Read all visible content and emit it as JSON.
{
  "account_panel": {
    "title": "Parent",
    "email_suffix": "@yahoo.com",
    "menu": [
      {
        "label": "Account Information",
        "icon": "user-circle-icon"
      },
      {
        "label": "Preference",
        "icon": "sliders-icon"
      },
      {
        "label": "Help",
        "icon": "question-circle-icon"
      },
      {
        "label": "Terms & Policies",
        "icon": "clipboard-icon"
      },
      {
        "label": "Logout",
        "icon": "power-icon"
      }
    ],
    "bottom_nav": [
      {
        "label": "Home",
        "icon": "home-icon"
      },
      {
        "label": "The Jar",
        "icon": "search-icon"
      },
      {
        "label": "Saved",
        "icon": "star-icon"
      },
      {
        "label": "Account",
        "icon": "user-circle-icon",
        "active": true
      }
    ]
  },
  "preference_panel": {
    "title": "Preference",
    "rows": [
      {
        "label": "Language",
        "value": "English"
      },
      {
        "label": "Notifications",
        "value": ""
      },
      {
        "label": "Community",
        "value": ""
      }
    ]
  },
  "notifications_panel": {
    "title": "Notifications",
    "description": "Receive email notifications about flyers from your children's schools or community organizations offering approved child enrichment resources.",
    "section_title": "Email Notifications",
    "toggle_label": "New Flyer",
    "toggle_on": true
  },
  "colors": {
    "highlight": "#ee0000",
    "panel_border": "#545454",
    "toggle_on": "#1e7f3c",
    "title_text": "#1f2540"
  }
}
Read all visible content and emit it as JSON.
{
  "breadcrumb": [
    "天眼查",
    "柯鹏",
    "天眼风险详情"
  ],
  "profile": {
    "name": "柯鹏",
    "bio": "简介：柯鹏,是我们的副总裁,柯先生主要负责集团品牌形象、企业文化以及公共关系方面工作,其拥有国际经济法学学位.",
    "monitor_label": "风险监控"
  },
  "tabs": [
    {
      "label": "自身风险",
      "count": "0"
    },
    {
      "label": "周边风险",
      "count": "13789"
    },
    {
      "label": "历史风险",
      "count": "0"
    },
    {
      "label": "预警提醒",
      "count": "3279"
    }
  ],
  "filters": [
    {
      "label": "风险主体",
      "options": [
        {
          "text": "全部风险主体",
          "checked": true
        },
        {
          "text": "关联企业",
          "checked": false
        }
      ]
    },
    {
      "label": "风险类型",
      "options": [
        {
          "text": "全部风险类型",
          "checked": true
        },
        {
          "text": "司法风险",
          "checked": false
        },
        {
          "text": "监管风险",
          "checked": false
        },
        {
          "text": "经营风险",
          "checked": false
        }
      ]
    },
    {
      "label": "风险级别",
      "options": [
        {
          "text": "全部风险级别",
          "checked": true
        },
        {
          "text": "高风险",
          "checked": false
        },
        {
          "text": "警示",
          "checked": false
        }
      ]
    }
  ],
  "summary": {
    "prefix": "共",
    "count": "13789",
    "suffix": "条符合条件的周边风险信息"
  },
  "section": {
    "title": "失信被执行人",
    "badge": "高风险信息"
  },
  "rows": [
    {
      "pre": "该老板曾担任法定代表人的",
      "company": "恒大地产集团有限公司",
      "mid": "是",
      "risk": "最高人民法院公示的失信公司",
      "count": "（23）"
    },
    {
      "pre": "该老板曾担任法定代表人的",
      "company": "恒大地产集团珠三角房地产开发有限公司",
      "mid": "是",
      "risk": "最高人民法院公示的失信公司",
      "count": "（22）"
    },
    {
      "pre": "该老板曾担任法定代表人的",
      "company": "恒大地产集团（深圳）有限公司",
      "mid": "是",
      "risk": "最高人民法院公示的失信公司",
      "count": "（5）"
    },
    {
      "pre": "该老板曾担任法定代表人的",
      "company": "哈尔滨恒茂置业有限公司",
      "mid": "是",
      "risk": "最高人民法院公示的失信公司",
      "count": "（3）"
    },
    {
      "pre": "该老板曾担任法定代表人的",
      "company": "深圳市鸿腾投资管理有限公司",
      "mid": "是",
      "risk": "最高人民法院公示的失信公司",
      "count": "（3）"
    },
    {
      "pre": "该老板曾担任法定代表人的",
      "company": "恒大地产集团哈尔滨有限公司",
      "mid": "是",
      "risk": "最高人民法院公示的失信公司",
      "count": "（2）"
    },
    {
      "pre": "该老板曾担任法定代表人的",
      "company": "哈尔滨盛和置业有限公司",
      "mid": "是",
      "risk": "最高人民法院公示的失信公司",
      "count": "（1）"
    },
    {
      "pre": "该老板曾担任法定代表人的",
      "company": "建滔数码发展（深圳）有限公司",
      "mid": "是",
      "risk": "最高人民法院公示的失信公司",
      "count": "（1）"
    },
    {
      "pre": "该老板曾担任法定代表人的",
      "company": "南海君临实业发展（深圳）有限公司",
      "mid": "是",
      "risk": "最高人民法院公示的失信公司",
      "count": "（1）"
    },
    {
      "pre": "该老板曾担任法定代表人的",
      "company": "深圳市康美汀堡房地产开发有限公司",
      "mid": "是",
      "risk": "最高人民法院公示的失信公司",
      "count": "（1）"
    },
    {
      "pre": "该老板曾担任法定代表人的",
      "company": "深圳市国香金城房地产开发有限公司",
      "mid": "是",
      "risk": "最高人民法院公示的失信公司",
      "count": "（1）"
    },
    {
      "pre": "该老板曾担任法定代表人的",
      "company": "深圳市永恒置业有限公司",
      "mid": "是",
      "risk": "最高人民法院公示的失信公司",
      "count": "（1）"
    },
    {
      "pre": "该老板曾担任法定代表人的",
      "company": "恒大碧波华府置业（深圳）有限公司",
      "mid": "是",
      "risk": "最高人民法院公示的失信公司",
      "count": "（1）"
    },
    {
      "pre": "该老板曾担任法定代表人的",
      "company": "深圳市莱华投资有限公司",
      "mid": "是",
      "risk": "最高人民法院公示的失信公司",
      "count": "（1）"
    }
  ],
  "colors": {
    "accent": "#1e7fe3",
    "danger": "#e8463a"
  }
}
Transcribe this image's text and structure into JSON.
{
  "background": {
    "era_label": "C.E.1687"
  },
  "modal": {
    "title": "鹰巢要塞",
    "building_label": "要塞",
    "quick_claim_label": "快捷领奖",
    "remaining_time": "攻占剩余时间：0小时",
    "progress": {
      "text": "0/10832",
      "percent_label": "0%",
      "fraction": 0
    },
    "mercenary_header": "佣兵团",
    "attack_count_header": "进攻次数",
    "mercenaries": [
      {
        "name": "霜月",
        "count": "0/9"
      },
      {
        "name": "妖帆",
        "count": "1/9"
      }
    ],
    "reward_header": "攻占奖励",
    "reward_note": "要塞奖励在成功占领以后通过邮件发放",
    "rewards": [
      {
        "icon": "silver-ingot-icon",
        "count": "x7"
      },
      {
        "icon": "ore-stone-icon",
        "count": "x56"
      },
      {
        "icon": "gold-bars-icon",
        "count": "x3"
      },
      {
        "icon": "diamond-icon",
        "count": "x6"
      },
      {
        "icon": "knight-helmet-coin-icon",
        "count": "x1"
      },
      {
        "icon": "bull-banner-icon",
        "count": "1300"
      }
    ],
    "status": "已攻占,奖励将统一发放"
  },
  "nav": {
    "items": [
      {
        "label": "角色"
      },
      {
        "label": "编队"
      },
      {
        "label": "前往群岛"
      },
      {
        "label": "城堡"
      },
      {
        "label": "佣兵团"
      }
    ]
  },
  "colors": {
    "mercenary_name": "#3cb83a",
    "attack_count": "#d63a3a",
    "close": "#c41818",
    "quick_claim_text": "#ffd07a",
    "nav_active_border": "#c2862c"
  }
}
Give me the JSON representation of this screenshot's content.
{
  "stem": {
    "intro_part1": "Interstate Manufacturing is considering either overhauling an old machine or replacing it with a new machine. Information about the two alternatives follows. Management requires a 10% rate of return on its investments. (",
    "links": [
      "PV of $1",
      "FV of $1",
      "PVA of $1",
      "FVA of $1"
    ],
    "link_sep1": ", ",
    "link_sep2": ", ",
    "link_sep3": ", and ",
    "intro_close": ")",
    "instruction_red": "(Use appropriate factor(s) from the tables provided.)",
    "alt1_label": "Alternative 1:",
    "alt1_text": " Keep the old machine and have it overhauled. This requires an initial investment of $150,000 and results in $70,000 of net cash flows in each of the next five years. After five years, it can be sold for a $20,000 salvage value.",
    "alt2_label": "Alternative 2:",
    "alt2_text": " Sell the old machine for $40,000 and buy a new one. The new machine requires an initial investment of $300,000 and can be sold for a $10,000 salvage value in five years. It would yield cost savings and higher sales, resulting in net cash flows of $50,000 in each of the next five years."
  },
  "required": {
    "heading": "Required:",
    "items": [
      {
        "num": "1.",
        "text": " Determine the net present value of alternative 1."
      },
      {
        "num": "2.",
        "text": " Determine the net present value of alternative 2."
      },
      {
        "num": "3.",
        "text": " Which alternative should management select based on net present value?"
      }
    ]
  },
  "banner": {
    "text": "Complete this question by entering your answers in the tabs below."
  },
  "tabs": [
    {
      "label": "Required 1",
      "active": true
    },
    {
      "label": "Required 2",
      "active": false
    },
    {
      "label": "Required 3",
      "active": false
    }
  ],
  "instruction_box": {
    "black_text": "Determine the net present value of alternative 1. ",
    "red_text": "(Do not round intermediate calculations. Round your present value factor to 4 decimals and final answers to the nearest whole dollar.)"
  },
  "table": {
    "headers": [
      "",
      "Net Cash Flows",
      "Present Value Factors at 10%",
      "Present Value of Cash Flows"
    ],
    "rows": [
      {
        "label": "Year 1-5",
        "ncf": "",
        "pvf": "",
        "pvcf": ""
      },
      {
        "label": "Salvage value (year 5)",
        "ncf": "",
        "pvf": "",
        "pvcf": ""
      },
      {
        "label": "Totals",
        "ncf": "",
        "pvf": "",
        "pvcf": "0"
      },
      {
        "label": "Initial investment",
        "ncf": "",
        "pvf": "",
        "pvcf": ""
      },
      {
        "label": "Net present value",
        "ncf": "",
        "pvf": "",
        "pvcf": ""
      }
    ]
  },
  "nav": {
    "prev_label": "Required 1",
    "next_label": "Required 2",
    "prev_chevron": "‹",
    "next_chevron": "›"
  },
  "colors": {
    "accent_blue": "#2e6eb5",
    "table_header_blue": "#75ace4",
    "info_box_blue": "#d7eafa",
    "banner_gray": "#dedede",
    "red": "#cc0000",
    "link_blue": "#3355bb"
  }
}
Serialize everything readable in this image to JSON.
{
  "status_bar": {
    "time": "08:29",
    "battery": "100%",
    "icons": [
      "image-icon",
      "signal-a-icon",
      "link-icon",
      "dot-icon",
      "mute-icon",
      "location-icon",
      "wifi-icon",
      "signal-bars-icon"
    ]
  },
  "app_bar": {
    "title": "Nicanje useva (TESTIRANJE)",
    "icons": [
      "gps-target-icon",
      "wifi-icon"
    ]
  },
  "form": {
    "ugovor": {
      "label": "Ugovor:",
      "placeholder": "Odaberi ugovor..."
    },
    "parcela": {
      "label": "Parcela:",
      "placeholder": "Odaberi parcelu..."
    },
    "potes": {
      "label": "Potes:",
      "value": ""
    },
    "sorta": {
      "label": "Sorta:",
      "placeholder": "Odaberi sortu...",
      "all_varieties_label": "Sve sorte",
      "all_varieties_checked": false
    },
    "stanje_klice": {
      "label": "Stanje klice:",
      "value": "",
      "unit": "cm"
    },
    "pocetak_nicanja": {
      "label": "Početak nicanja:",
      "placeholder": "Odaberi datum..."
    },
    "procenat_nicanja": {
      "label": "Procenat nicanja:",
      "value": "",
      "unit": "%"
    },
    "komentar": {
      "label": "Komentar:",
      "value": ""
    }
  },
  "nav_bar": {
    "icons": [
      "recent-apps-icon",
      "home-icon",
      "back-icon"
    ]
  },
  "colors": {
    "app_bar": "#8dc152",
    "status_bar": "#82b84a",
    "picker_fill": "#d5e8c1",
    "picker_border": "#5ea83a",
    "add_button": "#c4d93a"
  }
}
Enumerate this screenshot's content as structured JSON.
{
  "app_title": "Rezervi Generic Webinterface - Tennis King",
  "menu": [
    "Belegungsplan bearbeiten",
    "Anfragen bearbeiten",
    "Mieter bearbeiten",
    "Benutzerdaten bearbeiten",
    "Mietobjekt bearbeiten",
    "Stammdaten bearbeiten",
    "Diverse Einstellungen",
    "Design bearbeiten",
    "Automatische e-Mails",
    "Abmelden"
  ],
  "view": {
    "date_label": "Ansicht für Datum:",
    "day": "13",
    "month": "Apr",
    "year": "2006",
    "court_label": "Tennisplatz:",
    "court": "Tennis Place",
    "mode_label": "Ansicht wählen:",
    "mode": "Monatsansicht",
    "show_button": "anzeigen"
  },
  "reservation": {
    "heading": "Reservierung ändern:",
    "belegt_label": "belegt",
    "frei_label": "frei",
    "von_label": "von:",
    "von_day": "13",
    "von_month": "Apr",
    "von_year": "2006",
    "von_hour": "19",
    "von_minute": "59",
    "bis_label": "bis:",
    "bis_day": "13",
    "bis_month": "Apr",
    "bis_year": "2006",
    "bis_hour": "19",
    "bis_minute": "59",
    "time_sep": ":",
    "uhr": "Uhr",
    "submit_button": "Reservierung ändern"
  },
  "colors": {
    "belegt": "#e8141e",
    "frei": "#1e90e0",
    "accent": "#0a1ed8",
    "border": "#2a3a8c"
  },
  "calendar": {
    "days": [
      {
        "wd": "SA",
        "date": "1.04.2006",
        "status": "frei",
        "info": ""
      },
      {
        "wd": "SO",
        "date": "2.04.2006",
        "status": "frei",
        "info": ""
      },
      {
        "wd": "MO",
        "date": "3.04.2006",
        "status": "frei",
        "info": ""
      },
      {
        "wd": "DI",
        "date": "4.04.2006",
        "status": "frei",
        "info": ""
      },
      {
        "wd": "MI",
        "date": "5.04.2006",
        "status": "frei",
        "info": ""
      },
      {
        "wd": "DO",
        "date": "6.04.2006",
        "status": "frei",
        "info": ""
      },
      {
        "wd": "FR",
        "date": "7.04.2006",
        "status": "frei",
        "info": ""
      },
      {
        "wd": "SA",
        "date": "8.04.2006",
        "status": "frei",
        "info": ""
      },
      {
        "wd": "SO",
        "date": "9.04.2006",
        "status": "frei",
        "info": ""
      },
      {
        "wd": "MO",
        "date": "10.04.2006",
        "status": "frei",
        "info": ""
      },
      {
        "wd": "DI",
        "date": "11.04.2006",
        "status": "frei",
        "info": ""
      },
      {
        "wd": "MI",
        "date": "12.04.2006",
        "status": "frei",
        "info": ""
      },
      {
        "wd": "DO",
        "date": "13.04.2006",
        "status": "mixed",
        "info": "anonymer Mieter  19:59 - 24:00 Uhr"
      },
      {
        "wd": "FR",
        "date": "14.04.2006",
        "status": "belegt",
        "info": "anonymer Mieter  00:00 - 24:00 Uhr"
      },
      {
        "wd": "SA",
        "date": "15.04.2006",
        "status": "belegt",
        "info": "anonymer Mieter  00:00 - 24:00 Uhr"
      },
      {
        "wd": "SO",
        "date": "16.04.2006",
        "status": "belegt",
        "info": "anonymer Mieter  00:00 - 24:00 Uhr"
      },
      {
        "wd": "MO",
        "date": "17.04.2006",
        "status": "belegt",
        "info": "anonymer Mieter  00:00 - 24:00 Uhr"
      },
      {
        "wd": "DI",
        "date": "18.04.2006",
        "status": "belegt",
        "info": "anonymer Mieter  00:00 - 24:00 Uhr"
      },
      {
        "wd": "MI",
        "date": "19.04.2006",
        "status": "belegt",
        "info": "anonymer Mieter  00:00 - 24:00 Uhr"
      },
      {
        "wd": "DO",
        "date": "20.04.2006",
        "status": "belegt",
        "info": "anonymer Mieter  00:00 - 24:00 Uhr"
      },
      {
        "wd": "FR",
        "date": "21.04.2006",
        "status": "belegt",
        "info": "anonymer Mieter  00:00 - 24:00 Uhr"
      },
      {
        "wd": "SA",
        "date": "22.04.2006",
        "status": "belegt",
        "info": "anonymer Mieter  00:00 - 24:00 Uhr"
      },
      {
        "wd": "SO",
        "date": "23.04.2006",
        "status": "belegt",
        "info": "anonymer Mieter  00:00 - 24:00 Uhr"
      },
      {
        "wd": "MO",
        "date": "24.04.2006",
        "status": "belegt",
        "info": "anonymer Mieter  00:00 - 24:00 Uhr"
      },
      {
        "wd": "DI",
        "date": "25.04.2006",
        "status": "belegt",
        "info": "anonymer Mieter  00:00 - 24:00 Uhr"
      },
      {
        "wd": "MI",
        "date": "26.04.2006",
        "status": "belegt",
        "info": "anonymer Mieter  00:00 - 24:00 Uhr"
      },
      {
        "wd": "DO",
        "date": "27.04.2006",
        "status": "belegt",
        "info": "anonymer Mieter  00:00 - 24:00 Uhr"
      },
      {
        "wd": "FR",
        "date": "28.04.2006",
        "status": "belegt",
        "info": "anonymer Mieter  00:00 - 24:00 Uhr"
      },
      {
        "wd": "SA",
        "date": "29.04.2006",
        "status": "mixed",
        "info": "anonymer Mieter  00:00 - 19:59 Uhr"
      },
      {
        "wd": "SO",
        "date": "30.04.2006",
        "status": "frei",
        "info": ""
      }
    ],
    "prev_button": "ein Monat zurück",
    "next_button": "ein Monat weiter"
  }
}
- - - -
Spot every line that holds "circle" and copy it.

        "icon": "user-circle-icon"
        "icon": "question-circle-icon"
        "icon": "user-circle-icon",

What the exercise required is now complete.